* Selected excerpt
□ □ □ □ □ □ □
Friday, February 4, 2011

Great Canadian Pension Reform Debate and PRPPs

In a recent edition of the Daily Reckoning the author Bill Bonner had this to say about fairness.
And here's another important point. Since more wealth is only interesting from a RELATIVE point of view...that is, it is only useful when it gives you higher status...a normal, healthy human being cares more about "fairness" than he does about absolute wealth. Of course, fairness can mean practically anything you want it to mean. It can mean fairness of opportunity - as in, we all play by the same rules. Or it can mean fairness of outcome - as in, we all end up in the same place.

In an up and coming economy, with limited government and low taxes - like the US in the early part of the last century - people care more about fairness of opportunity. People are making money. They're creating status for themselves. Things change fast. You are responsible for creating your own wealth, power and status.

Later, as the economy matures, fairness of outcome becomes more important. New wealth is harder to get. It's harder to move "up" in society. People get a hold of the government and turn it into a zombie- protector. They use it to make sure the rich get richer and the poor stay poor.
The banking and investment community is currently in the process of positioning themselves for the PPRP. Terence Corcoran commented on pensions in his article entitled The Great Pension Myth.
If you missed the news and don't have a clue about what these new PRPPs might be, don't worry. I'm not sure the ministers even know what they are. There's certainly no possibility of PRPPs coming into existence any time soon. The politicians issued a brief description of what pooled pensions might look like, then they "tasked federal, provincial and territorial officials to work collaboratively to examine, among other things, changes that would be required to permit defined contribution Pooled Registered Pension Plans across Canada."
While experts have been on the pension-reform case since the stock-market crashes of the last decade undid their pension models, the issues -- technical, ideological, economic, tax, political, jurisdictional and regulatory -- are numerous and complicated. They don't lend themselves to easy solutions, unless you're a union leader and can parade mythologies as reasonable options. All we need, they say, is a massive expansion of the Canada Pension Plan to give all Canadians generous pensions.
The core mythology of pensions is the all-too widely accepted idea that it is possible and even easy for individuals to get more out of their savings and investments beyond a reasonable but modest rate of return. That's the great pension fantasy, an extravagant promise that somehow there is free money to be had.
□ □ □ □ □ □ □
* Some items
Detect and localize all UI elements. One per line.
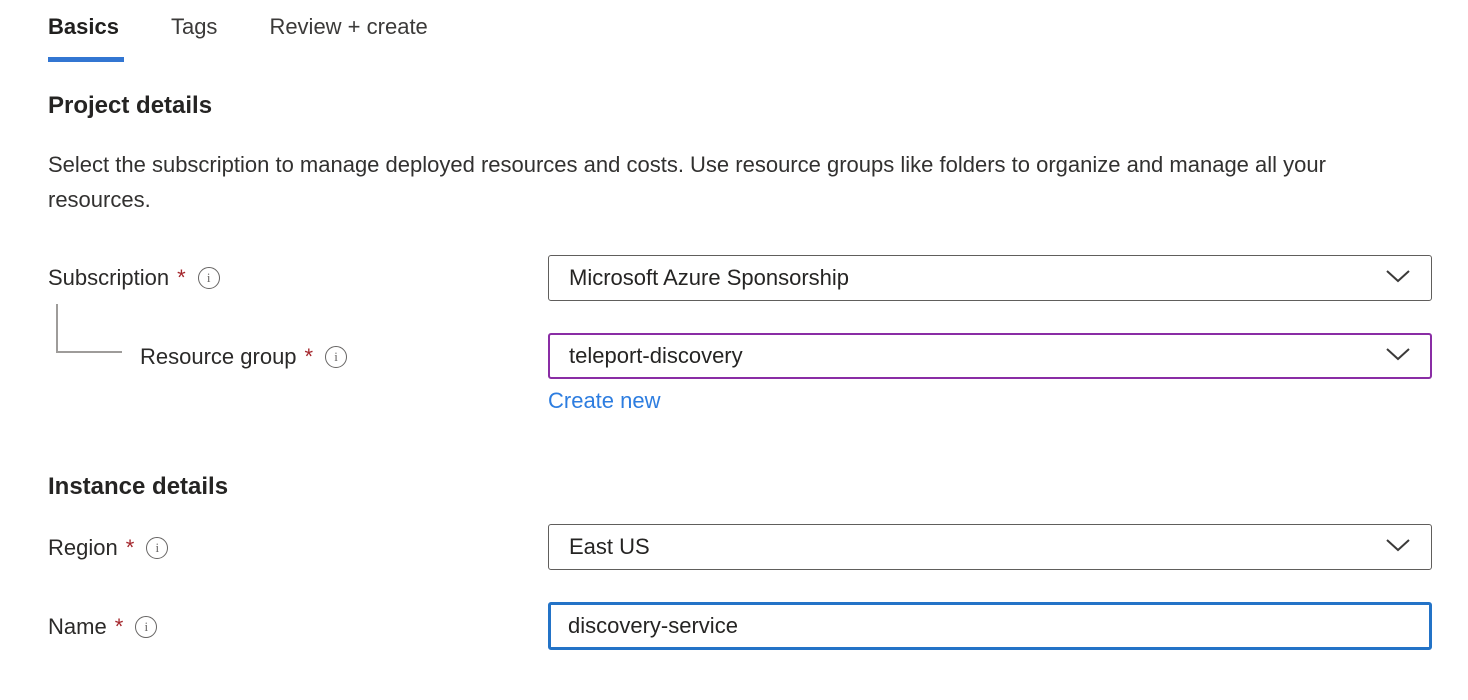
active-tab-indicator: [48, 57, 124, 62]
info-icon[interactable]: i: [325, 346, 347, 368]
info-icon[interactable]: i: [198, 267, 220, 289]
info-icon[interactable]: i: [135, 616, 157, 638]
required-asterisk: *: [126, 535, 135, 561]
instance-details-heading: Instance details: [48, 473, 228, 501]
region-label-text: Region: [48, 535, 118, 561]
chevron-down-icon: [1385, 347, 1411, 366]
tree-connector-horizontal: [56, 351, 122, 353]
name-label-text: Name: [48, 614, 107, 640]
subscription-label-text: Subscription: [48, 265, 169, 291]
name-label: Name * i: [48, 614, 157, 640]
info-icon[interactable]: i: [146, 537, 168, 559]
chevron-down-icon: [1385, 269, 1411, 288]
region-label: Region * i: [48, 535, 168, 561]
project-details-description: Select the subscription to manage deploy…: [48, 147, 1388, 217]
create-new-link[interactable]: Create new: [548, 388, 661, 414]
subscription-label: Subscription * i: [48, 265, 220, 291]
tab-tags[interactable]: Tags: [171, 14, 217, 58]
required-asterisk: *: [177, 265, 186, 291]
tree-connector-vertical: [56, 304, 58, 353]
name-input[interactable]: [548, 602, 1432, 650]
tab-review-create[interactable]: Review + create: [269, 14, 427, 58]
resource-group-dropdown[interactable]: teleport-discovery: [548, 333, 1432, 379]
create-resource-basics-page: Basics Tags Review + create Project deta…: [0, 0, 1468, 700]
project-details-heading: Project details: [48, 92, 212, 120]
resource-group-label: Resource group * i: [140, 344, 347, 370]
subscription-dropdown-value: Microsoft Azure Sponsorship: [569, 265, 849, 291]
region-dropdown-value: East US: [569, 534, 650, 560]
chevron-down-icon: [1385, 538, 1411, 557]
tab-basics[interactable]: Basics: [48, 14, 119, 58]
region-dropdown[interactable]: East US: [548, 524, 1432, 570]
wizard-tab-bar: Basics Tags Review + create: [48, 14, 428, 58]
resource-group-label-text: Resource group: [140, 344, 297, 370]
resource-group-dropdown-value: teleport-discovery: [569, 343, 743, 369]
subscription-dropdown[interactable]: Microsoft Azure Sponsorship: [548, 255, 1432, 301]
required-asterisk: *: [115, 614, 124, 640]
required-asterisk: *: [305, 344, 314, 370]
□ □ □ □ □ □ □
* Problem details
Answer these questions using the pension reform text above:
1. In an up and coming economy with limited government and low taxes, which kind of fairness do people care more about?
2. What is the title of Terence Corcoran's article on pensions?
3. According to union leaders, what is all that's needed?

* Written response
1. Fairness of opportunity.
2. The Great Pension Myth.
3. A massive expansion of the Canada Pension Plan to give all Canadians generous pensions.